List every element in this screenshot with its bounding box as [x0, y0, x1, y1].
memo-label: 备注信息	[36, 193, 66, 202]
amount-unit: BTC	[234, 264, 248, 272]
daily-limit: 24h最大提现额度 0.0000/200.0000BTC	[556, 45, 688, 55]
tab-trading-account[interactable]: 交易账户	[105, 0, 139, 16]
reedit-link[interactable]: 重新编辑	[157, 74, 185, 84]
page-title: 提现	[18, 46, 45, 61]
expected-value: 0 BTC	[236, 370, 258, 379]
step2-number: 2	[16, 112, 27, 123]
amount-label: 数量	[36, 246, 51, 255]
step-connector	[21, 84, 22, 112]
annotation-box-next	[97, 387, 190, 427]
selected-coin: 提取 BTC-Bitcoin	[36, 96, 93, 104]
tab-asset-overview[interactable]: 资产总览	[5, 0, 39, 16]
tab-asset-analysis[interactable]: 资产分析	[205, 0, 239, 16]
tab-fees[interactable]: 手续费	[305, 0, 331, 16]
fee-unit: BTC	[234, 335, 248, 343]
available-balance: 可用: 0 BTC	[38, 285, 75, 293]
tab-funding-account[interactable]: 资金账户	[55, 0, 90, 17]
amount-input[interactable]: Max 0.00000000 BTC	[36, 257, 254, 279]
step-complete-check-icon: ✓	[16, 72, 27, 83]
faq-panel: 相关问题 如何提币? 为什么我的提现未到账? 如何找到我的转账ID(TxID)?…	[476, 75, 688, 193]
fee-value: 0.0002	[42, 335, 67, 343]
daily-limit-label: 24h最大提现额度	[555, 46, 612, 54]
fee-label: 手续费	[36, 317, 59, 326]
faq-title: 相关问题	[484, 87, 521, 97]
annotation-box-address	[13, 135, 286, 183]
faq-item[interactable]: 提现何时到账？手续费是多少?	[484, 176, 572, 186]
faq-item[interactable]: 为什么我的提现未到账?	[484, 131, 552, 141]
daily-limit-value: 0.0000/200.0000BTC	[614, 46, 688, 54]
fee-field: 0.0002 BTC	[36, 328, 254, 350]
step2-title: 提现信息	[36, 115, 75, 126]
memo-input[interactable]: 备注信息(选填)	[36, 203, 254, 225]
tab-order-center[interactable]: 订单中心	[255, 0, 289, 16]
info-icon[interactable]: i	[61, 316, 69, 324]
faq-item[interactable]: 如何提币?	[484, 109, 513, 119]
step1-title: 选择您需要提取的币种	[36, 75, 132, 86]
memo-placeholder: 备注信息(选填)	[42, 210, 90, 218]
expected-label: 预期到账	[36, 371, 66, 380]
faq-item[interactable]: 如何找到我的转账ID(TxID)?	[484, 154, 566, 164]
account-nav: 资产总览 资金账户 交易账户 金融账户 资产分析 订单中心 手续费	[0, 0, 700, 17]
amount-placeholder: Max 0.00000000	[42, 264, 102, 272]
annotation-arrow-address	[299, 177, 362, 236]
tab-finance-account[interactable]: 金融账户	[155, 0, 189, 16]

## [Instructions to follow]
Print every line of the material above again, character for character and in the same order.

## [Result below]
List every element in this screenshot with its bounding box as [x0, y0, x1, y1].
memo-label: 备注信息	[36, 193, 66, 202]
amount-unit: BTC	[234, 264, 248, 272]
daily-limit: 24h最大提现额度 0.0000/200.0000BTC	[556, 45, 688, 55]
tab-trading-account[interactable]: 交易账户	[105, 0, 139, 16]
reedit-link[interactable]: 重新编辑	[157, 74, 185, 84]
page-title: 提现	[18, 46, 45, 61]
expected-value: 0 BTC	[236, 370, 258, 379]
step2-number: 2	[16, 112, 27, 123]
amount-label: 数量	[36, 246, 51, 255]
step-connector	[21, 84, 22, 112]
annotation-box-next	[97, 387, 190, 427]
selected-coin: 提取 BTC-Bitcoin	[36, 96, 93, 104]
tab-asset-overview[interactable]: 资产总览	[5, 0, 39, 16]
tab-asset-analysis[interactable]: 资产分析	[205, 0, 239, 16]
tab-fees[interactable]: 手续费	[305, 0, 331, 16]
fee-unit: BTC	[234, 335, 248, 343]
available-balance: 可用: 0 BTC	[38, 285, 75, 293]
tab-funding-account[interactable]: 资金账户	[55, 0, 90, 17]
amount-input[interactable]: Max 0.00000000 BTC	[36, 257, 254, 279]
step-complete-check-icon: ✓	[16, 72, 27, 83]
faq-panel: 相关问题 如何提币? 为什么我的提现未到账? 如何找到我的转账ID(TxID)?…	[476, 75, 688, 193]
fee-value: 0.0002	[42, 335, 67, 343]
daily-limit-label: 24h最大提现额度	[555, 46, 612, 54]
fee-label: 手续费	[36, 317, 59, 326]
faq-title: 相关问题	[484, 87, 521, 97]
annotation-box-address	[13, 135, 286, 183]
faq-item[interactable]: 提现何时到账？手续费是多少?	[484, 176, 572, 186]
faq-item[interactable]: 为什么我的提现未到账?	[484, 131, 552, 141]
daily-limit-value: 0.0000/200.0000BTC	[614, 46, 688, 54]
fee-field: 0.0002 BTC	[36, 328, 254, 350]
step2-title: 提现信息	[36, 115, 75, 126]
memo-input[interactable]: 备注信息(选填)	[36, 203, 254, 225]
tab-order-center[interactable]: 订单中心	[255, 0, 289, 16]
info-icon[interactable]: i	[61, 316, 69, 324]
faq-item[interactable]: 如何提币?	[484, 109, 513, 119]
step1-title: 选择您需要提取的币种	[36, 75, 132, 86]
memo-placeholder: 备注信息(选填)	[42, 210, 90, 218]
expected-label: 预期到账	[36, 371, 66, 380]
faq-item[interactable]: 如何找到我的转账ID(TxID)?	[484, 154, 566, 164]
account-nav: 资产总览 资金账户 交易账户 金融账户 资产分析 订单中心 手续费	[0, 0, 700, 17]
amount-placeholder: Max 0.00000000	[42, 264, 102, 272]
annotation-arrow-address	[299, 177, 362, 236]
tab-finance-account[interactable]: 金融账户	[155, 0, 189, 16]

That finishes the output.